**Task:** Check each line of the material below for "будто", then copy the ones that contain it.
________________________
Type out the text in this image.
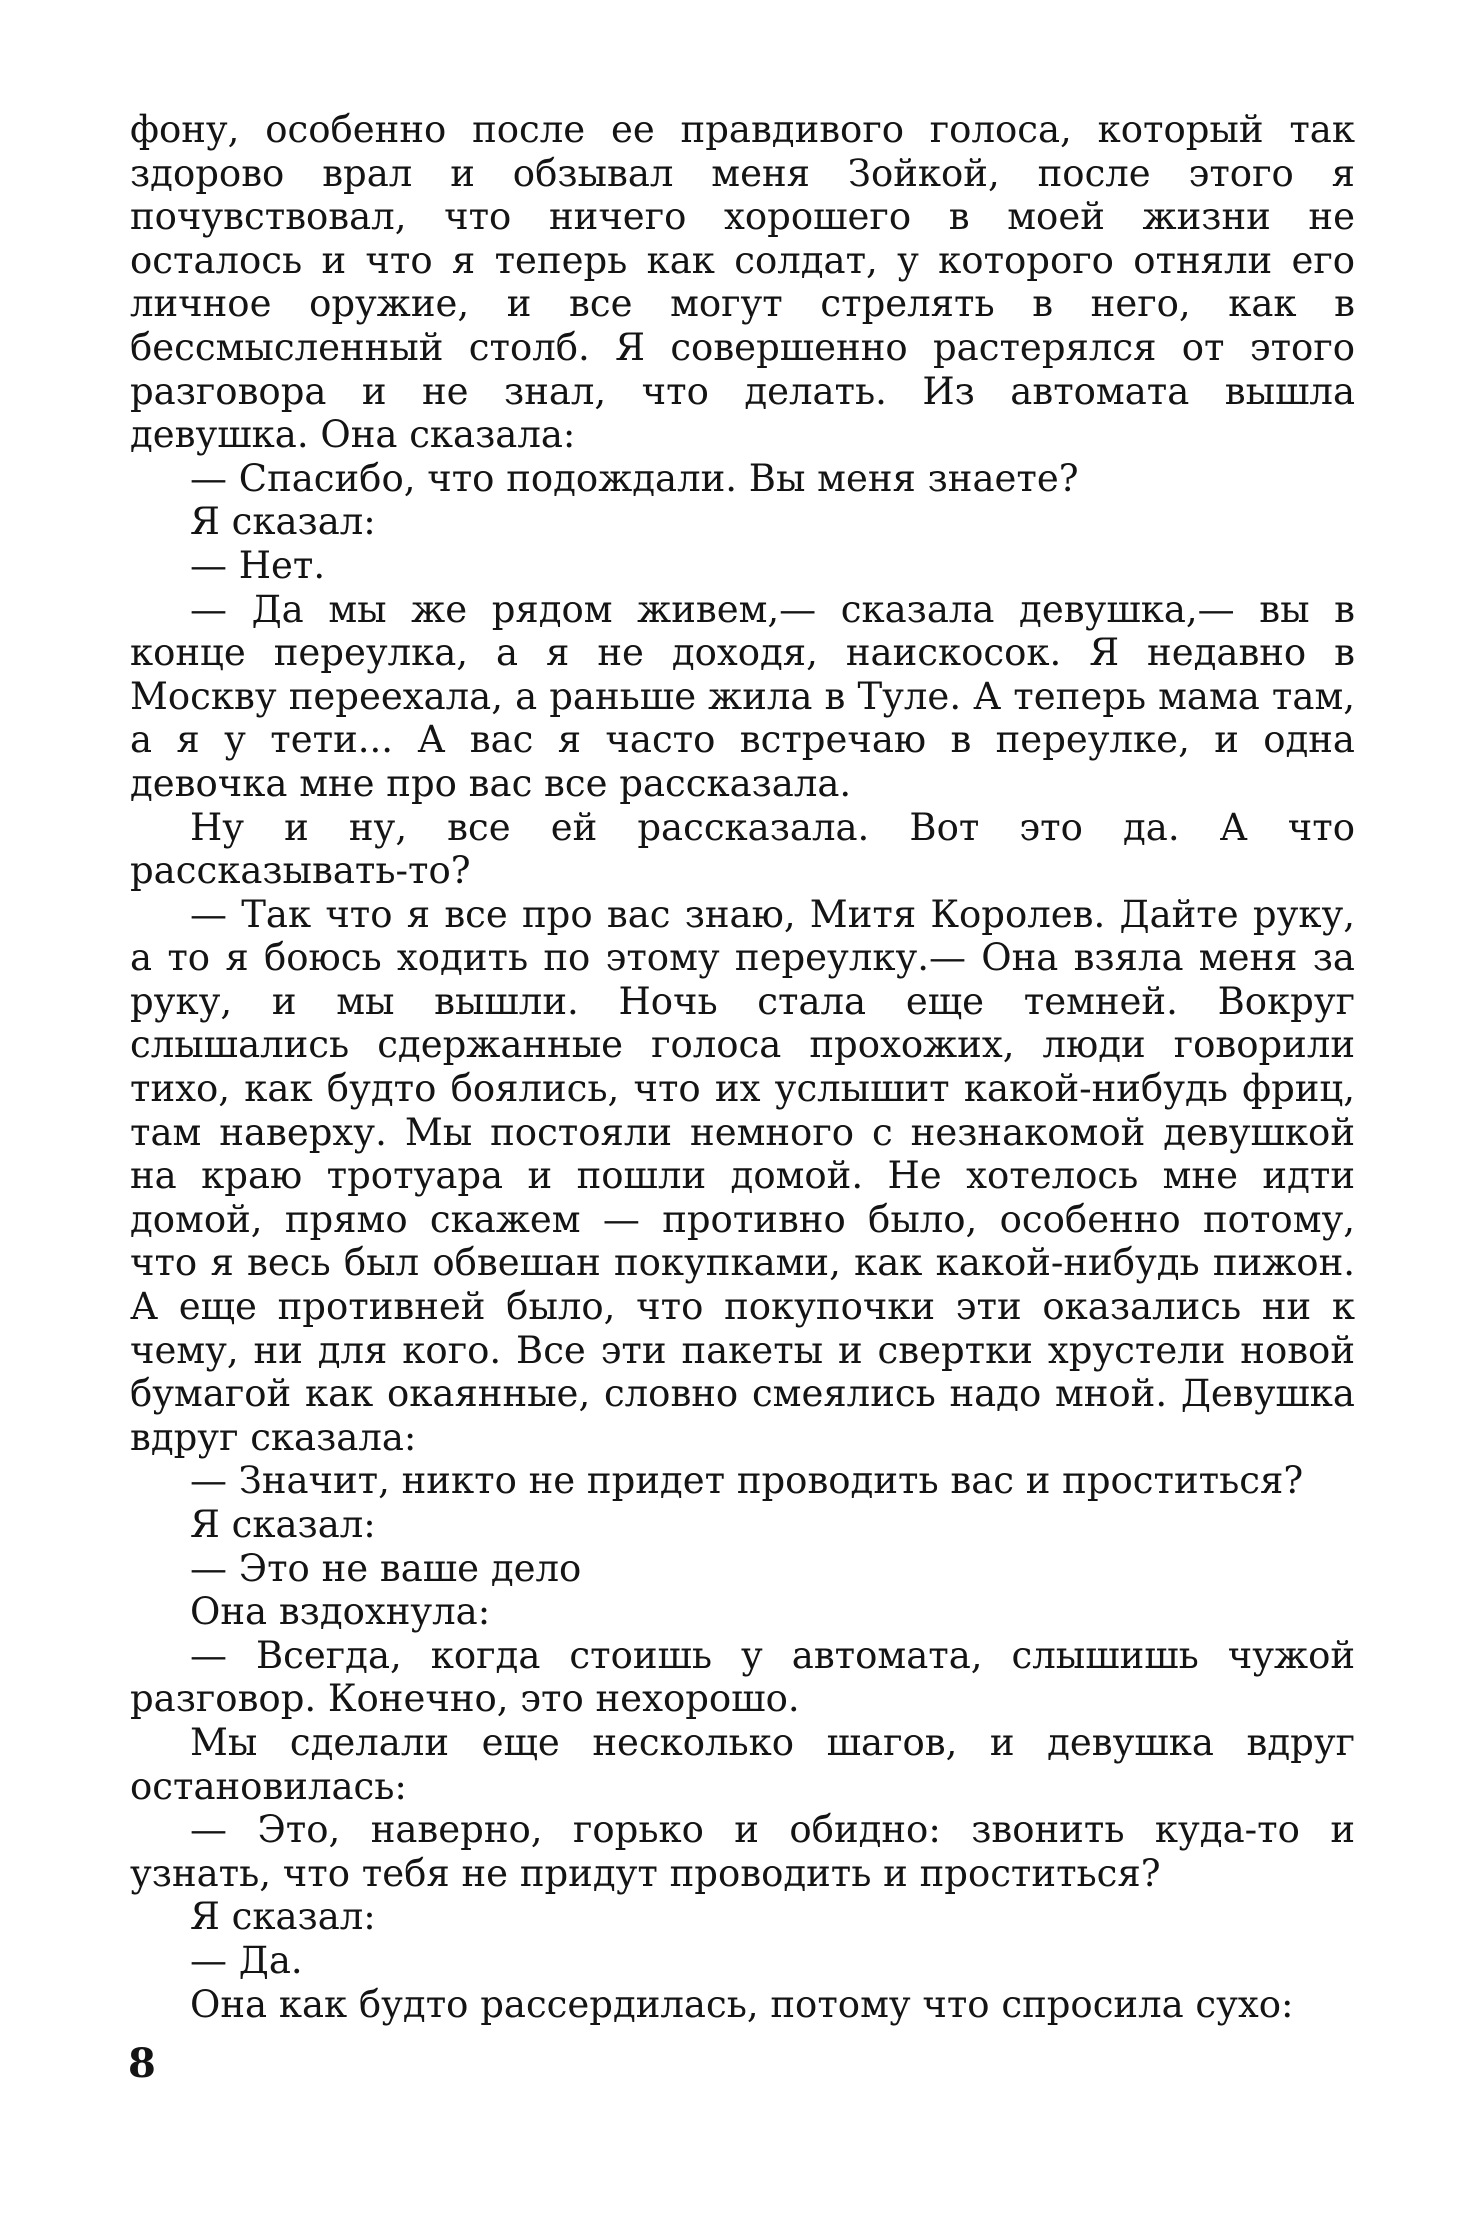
фону, особенно после ее правдивого голоса, который так здорово врал и обзывал меня Зойкой, после этого я почувствовал, что ничего хорошего в моей жизни не осталось и что я теперь как солдат, у которого отняли его личное оружие, и все могут стрелять в него, как в бессмысленный столб. Я совершенно растерялся от этого разговора и не знал, что делать. Из автомата вышла девушка. Она сказала:

— Спасибо, что подождали. Вы меня знаете?

Я сказал:

— Нет.

— Да мы же рядом живем,— сказала девушка,— вы в конце переулка, а я не доходя, наискосок. Я недавно в Москву переехала, а раньше жила в Туле. А теперь мама там, а я у тети... А вас я часто встречаю в переулке, и одна девочка мне про вас все рассказала.

Ну и ну, все ей рассказала. Вот это да. А что рассказывать-то?

— Так что я все про вас знаю, Митя Королев. Дайте руку, а то я боюсь ходить по этому переулку.— Она взяла меня за руку, и мы вышли. Ночь стала еще темней. Вокруг слышались сдержанные голоса прохожих, люди говорили тихо, как будто боялись, что их услышит какой-нибудь фриц, там наверху. Мы постояли немного с незнакомой девушкой на краю тротуара и пошли домой. Не хотелось мне идти домой, прямо скажем — противно было, особенно потому, что я весь был обвешан покупками, как какой-нибудь пижон. А еще противней было, что покупочки эти оказались ни к чему, ни для кого. Все эти пакеты и свертки хрустели новой бумагой как окаянные, словно смеялись надо мной. Девушка вдруг сказала:

— Значит, никто не придет проводить вас и проститься?

Я сказал:

— Это не ваше дело

Она вздохнула:

— Всегда, когда стоишь у автомата, слышишь чужой разговор. Конечно, это нехорошо.

Мы сделали еще несколько шагов, и девушка вдруг остановилась:

— Это, наверно, горько и обидно: звонить куда-то и узнать, что тебя не придут проводить и проститься?

Я сказал:

— Да.

Она как будто рассердилась, потому что спросила сухо:

8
________________________
**Full output:**
— Так что я все про вас знаю, Митя Королев. Дайте руку, а то я боюсь ходить по этому переулку.— Она взяла меня за руку, и мы вышли. Ночь стала еще темней. Вокруг слышались сдержанные голоса прохожих, люди говорили тихо, как будто боялись, что их услышит какой-нибудь фриц, там наверху. Мы постояли немного с незнакомой девушкой на краю тротуара и пошли домой. Не хотелось мне идти домой, прямо скажем — противно было, особенно потому, что я весь был обвешан покупками, как какой-нибудь пижон. А еще противней было, что покупочки эти оказались ни к чему, ни для кого. Все эти пакеты и свертки хрустели новой бумагой как окаянные, словно смеялись надо мной. Девушка вдруг сказала:
Она как будто рассердилась, потому что спросила сухо:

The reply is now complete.